- **What you need to do**:
For every line below that includes the word "Bulletin", add one; report the final number and nothing else.

** Opening Task input block **

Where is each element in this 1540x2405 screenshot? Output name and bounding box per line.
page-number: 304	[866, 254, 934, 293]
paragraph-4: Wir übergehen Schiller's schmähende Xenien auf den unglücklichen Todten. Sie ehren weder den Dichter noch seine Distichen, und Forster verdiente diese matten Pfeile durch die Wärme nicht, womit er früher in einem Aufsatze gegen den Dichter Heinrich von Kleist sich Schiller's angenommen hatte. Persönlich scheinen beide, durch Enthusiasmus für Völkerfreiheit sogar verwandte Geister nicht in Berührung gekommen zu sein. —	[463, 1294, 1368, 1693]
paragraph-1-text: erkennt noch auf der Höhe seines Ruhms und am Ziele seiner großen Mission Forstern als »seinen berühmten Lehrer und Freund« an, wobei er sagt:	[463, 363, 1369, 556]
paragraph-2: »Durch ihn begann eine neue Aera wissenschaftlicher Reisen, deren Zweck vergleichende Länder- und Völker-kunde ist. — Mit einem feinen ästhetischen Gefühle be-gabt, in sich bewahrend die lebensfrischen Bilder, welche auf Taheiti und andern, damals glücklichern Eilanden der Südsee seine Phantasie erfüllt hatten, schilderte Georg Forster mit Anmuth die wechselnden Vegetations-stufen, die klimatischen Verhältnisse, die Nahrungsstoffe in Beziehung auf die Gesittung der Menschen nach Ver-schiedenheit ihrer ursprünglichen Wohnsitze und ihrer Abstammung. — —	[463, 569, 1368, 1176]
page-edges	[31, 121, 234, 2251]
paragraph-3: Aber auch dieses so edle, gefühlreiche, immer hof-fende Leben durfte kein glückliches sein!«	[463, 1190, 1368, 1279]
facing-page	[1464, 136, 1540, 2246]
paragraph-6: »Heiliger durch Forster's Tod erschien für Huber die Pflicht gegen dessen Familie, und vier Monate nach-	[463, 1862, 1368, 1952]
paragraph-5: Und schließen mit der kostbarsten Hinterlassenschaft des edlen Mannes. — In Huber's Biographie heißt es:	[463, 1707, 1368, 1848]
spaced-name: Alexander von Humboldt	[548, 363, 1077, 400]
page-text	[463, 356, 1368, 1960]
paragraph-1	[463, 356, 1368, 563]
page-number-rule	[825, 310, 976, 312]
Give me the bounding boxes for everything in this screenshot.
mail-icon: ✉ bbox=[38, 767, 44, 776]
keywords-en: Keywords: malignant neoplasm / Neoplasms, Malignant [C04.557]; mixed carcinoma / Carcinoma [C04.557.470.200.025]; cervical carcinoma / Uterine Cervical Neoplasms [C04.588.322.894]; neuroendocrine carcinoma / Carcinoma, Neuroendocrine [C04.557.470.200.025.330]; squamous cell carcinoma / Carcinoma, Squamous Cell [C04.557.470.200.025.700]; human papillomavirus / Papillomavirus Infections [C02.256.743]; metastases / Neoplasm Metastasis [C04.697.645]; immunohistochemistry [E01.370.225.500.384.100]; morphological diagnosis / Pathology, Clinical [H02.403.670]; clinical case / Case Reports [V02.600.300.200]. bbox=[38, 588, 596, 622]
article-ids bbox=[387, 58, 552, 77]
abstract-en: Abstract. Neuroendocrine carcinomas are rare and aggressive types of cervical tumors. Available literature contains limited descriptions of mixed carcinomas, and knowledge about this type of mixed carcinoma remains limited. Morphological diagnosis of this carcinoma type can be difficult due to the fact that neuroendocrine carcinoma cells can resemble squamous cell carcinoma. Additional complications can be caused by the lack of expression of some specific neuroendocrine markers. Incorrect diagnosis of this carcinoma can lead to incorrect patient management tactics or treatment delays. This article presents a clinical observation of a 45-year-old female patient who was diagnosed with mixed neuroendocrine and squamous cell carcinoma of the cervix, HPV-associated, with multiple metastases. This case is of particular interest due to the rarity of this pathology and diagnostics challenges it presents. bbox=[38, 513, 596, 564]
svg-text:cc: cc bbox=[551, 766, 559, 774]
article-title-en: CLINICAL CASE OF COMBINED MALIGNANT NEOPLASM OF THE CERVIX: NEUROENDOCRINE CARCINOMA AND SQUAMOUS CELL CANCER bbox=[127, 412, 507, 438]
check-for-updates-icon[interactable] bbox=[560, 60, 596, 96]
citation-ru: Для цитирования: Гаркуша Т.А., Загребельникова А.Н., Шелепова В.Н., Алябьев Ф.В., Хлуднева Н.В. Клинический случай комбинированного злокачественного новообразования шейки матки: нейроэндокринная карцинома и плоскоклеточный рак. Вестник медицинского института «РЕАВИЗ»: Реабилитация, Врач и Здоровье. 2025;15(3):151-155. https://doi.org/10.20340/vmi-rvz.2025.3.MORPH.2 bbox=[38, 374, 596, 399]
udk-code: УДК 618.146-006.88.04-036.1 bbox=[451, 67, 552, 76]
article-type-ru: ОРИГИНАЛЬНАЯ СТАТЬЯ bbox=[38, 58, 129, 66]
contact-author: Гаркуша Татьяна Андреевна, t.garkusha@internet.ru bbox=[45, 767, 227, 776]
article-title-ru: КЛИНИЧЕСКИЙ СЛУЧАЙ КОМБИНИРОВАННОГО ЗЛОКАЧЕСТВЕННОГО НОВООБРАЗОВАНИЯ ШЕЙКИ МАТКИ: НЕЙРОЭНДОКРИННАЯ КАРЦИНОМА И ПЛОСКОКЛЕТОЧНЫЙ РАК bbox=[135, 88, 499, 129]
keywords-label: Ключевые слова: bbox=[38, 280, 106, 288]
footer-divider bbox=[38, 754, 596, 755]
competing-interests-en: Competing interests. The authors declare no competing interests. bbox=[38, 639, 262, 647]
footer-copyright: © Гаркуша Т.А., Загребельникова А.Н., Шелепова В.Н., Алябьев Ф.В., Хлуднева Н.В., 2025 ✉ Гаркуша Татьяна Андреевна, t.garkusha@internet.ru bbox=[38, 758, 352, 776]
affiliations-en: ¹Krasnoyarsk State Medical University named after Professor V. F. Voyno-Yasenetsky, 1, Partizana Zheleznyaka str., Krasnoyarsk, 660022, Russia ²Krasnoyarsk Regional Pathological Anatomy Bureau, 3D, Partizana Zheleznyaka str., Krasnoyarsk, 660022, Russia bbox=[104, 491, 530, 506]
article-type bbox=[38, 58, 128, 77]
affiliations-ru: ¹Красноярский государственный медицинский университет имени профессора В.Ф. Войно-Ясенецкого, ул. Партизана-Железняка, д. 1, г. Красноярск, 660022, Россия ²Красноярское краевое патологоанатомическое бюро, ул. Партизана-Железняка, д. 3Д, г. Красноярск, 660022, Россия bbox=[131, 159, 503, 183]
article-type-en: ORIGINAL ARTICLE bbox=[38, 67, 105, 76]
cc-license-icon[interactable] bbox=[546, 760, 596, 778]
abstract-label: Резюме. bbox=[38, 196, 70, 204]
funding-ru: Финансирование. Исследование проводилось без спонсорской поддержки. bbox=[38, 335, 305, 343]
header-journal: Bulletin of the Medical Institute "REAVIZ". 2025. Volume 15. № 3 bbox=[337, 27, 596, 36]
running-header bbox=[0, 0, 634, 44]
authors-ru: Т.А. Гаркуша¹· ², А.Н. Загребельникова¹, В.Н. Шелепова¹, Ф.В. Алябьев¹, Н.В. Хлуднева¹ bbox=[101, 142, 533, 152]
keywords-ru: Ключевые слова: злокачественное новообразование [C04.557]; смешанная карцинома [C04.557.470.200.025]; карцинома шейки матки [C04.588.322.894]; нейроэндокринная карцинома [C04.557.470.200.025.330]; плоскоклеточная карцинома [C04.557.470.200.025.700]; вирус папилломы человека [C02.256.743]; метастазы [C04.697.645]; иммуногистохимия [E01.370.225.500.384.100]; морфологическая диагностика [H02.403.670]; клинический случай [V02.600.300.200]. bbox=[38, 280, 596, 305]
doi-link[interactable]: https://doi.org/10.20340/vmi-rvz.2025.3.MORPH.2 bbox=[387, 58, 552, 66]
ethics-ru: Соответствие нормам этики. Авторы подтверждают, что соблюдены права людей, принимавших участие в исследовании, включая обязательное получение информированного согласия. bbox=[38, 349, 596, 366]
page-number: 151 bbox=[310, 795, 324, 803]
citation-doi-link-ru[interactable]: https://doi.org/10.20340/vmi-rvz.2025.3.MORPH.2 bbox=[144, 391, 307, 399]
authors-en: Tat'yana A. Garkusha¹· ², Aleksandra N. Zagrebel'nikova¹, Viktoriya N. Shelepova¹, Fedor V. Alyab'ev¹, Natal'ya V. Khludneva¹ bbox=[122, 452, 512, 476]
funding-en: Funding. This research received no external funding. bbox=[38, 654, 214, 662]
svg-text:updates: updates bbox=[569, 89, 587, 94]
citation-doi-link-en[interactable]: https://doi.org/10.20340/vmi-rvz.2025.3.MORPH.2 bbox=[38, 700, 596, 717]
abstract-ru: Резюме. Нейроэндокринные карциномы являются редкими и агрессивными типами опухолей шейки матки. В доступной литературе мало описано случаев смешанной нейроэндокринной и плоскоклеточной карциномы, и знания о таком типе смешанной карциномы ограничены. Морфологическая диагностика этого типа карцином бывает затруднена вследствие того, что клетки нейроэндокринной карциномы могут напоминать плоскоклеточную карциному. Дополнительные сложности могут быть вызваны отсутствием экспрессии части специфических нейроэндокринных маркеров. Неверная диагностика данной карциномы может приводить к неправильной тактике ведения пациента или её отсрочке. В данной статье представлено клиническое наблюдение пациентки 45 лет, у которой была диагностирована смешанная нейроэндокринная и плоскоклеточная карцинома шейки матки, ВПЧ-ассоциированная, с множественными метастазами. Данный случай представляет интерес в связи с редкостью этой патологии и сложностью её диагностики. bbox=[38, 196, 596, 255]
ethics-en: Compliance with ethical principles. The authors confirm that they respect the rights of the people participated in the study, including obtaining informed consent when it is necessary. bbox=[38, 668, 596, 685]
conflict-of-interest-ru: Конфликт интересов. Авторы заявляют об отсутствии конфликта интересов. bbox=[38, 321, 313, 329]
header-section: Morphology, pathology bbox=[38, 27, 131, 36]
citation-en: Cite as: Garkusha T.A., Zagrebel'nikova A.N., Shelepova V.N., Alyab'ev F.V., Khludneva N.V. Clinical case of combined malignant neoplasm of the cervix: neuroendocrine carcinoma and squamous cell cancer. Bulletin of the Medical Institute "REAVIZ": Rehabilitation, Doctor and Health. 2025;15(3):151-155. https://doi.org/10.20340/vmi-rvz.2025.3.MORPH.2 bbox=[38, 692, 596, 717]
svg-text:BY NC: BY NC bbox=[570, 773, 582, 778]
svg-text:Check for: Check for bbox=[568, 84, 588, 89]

** Closing Task input block **

- **Exercise answer**:
2